- _Do this_: Transcribe the entries that follow exactly as they appear, minus pictures.

- _Entries_:
= = = =
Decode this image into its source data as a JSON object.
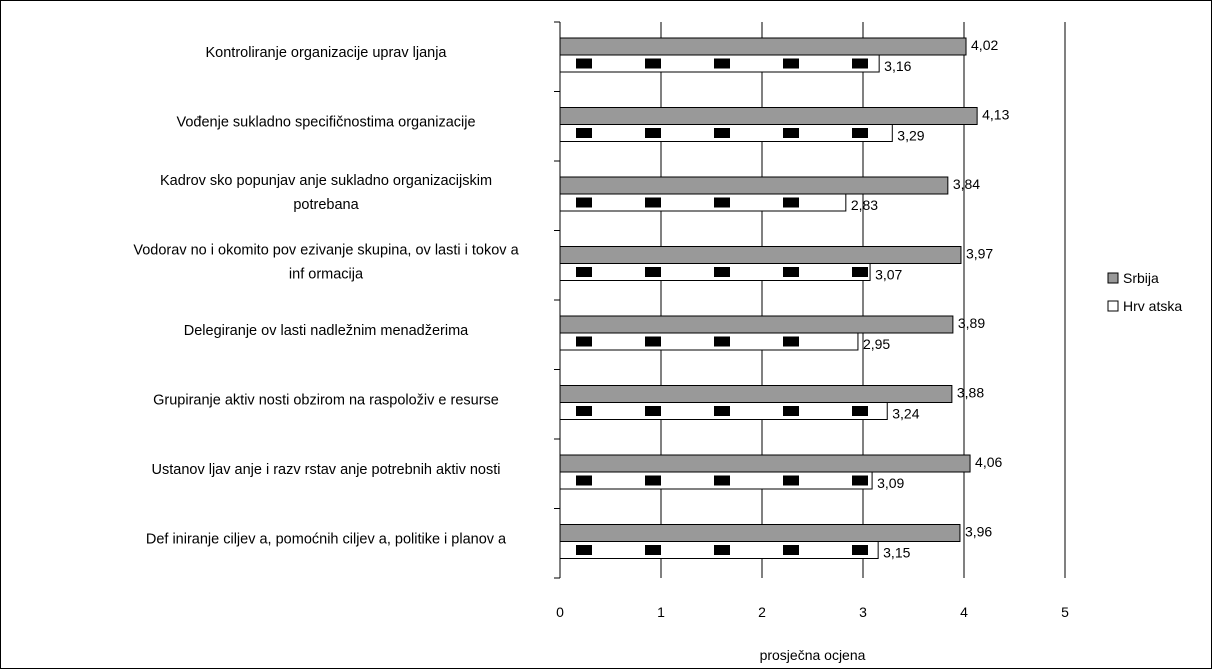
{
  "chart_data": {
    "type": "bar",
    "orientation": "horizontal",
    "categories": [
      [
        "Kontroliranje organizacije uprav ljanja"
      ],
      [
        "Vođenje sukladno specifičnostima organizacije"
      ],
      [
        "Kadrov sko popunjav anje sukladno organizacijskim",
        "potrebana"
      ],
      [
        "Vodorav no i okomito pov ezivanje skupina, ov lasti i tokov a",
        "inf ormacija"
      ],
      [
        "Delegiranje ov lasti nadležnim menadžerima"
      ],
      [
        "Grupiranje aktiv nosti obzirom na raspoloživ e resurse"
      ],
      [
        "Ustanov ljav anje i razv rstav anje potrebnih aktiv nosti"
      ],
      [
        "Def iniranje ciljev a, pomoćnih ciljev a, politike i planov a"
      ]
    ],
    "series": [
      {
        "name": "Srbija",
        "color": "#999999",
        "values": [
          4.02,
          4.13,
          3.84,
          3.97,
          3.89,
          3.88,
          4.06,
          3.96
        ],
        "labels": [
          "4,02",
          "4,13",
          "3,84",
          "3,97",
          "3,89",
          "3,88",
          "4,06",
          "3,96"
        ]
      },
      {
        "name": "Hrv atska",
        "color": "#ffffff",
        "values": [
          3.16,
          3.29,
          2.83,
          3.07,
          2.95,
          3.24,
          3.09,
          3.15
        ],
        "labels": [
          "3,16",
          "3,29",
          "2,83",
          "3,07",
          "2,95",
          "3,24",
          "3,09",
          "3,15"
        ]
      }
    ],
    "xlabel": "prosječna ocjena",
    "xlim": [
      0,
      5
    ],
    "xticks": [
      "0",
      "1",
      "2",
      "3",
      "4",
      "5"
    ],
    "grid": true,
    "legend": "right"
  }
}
= = = =
- _Task answer_:
Decode this image into its source data as a JSON object.
{
  "chart_data": {
    "type": "bar",
    "orientation": "horizontal",
    "categories": [
      [
        "Kontroliranje organizacije uprav ljanja"
      ],
      [
        "Vođenje sukladno specifičnostima organizacije"
      ],
      [
        "Kadrov sko popunjav anje sukladno organizacijskim",
        "potrebana"
      ],
      [
        "Vodorav no i okomito pov ezivanje skupina, ov lasti i tokov a",
        "inf ormacija"
      ],
      [
        "Delegiranje ov lasti nadležnim menadžerima"
      ],
      [
        "Grupiranje aktiv nosti obzirom na raspoloživ e resurse"
      ],
      [
        "Ustanov ljav anje i razv rstav anje potrebnih aktiv nosti"
      ],
      [
        "Def iniranje ciljev a, pomoćnih ciljev a, politike i planov a"
      ]
    ],
    "series": [
      {
        "name": "Srbija",
        "color": "#999999",
        "values": [
          4.02,
          4.13,
          3.84,
          3.97,
          3.89,
          3.88,
          4.06,
          3.96
        ],
        "labels": [
          "4,02",
          "4,13",
          "3,84",
          "3,97",
          "3,89",
          "3,88",
          "4,06",
          "3,96"
        ]
      },
      {
        "name": "Hrv atska",
        "color": "#ffffff",
        "values": [
          3.16,
          3.29,
          2.83,
          3.07,
          2.95,
          3.24,
          3.09,
          3.15
        ],
        "labels": [
          "3,16",
          "3,29",
          "2,83",
          "3,07",
          "2,95",
          "3,24",
          "3,09",
          "3,15"
        ]
      }
    ],
    "xlabel": "prosječna ocjena",
    "xlim": [
      0,
      5
    ],
    "xticks": [
      "0",
      "1",
      "2",
      "3",
      "4",
      "5"
    ],
    "grid": true,
    "legend": "right"
  }
}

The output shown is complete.